DATA PROVIDED

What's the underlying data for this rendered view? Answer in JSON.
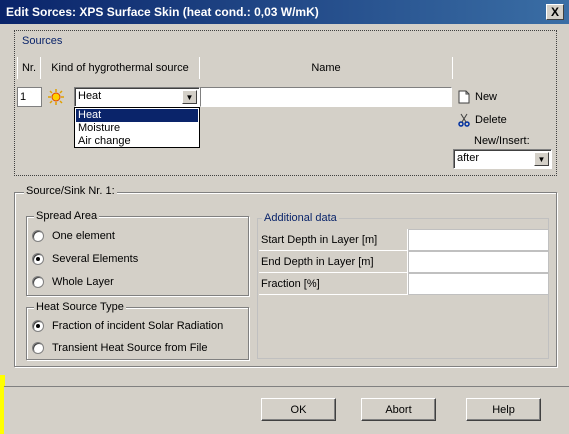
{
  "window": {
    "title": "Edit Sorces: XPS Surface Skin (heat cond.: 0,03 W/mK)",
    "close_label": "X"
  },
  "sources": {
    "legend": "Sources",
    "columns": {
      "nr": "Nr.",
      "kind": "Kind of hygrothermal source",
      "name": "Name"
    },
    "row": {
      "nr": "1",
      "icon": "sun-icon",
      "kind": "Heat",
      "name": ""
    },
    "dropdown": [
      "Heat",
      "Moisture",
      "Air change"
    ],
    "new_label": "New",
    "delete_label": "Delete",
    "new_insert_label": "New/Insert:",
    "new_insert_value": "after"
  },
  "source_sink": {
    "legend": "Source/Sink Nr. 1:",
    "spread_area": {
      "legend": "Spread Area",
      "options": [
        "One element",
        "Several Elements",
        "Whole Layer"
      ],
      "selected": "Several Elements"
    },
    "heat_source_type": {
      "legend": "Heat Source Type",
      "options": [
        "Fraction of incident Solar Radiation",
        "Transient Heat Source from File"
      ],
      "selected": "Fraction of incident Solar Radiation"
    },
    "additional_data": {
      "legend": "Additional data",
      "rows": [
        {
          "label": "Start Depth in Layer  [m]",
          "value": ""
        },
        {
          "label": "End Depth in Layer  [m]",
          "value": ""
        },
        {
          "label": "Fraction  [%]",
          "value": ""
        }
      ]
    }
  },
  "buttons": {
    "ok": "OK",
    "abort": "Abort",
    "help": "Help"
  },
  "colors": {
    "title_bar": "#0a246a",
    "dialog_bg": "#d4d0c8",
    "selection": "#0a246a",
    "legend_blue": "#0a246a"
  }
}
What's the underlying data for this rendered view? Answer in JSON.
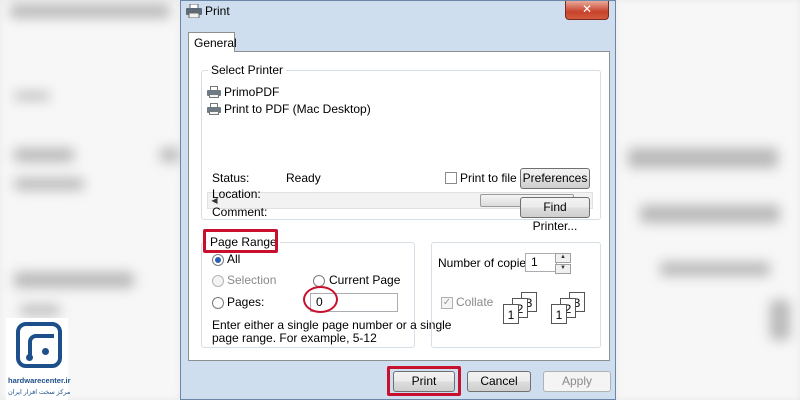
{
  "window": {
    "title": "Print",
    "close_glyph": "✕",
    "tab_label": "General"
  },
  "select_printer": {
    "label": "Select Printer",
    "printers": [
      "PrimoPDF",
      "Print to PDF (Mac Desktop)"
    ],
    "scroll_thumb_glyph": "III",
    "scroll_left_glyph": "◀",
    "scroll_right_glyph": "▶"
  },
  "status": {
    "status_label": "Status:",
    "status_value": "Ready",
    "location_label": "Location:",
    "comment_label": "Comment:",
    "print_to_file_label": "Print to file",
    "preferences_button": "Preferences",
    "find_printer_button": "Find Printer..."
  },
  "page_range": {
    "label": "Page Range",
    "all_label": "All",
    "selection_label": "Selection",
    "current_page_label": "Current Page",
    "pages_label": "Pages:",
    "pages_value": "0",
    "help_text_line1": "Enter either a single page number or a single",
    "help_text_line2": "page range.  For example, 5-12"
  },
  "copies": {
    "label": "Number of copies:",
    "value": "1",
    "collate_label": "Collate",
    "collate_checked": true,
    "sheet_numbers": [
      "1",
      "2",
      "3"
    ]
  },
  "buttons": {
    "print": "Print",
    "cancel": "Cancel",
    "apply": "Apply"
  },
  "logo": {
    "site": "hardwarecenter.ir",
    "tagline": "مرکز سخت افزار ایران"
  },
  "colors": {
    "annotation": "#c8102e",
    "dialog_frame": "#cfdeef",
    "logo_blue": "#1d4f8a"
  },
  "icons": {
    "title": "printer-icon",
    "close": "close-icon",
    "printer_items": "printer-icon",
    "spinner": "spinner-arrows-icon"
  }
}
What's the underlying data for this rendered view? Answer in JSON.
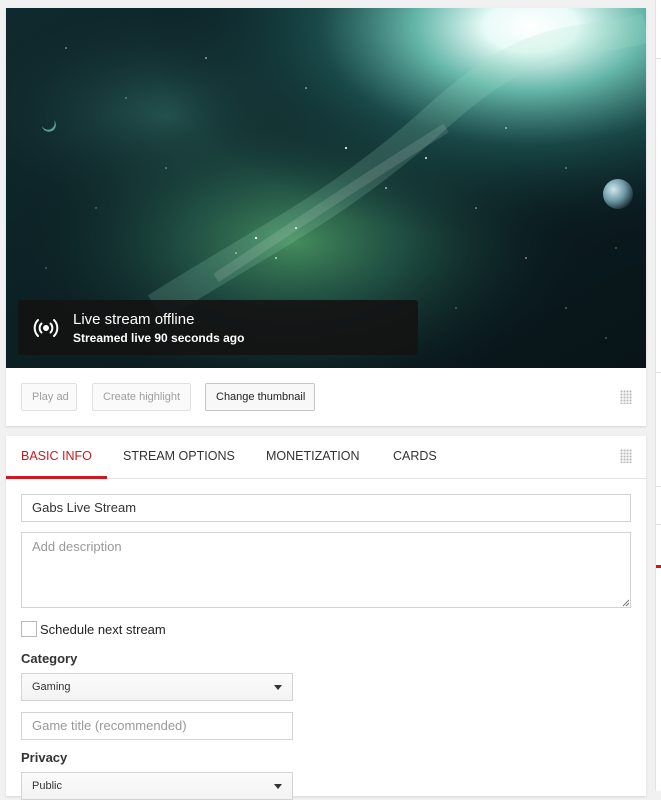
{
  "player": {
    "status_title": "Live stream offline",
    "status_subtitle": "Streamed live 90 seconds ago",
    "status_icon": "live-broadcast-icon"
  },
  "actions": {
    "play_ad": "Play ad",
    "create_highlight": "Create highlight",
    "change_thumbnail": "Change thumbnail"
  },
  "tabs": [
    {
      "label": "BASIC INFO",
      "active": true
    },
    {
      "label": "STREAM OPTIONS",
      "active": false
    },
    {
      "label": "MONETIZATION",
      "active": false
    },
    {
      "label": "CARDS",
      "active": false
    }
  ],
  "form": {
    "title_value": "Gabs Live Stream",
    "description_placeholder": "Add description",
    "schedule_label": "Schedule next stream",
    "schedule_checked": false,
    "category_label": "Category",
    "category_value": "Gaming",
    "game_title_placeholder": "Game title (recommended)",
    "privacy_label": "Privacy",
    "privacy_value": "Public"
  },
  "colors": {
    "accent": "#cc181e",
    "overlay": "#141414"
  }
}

GOAL OF THE EXERCISE
Go through the listing above and return every line where the word "Depth" occurs.

REPLY
          "label": "Start Depth in Layer  [m]",
          "label": "End Depth in Layer  [m]",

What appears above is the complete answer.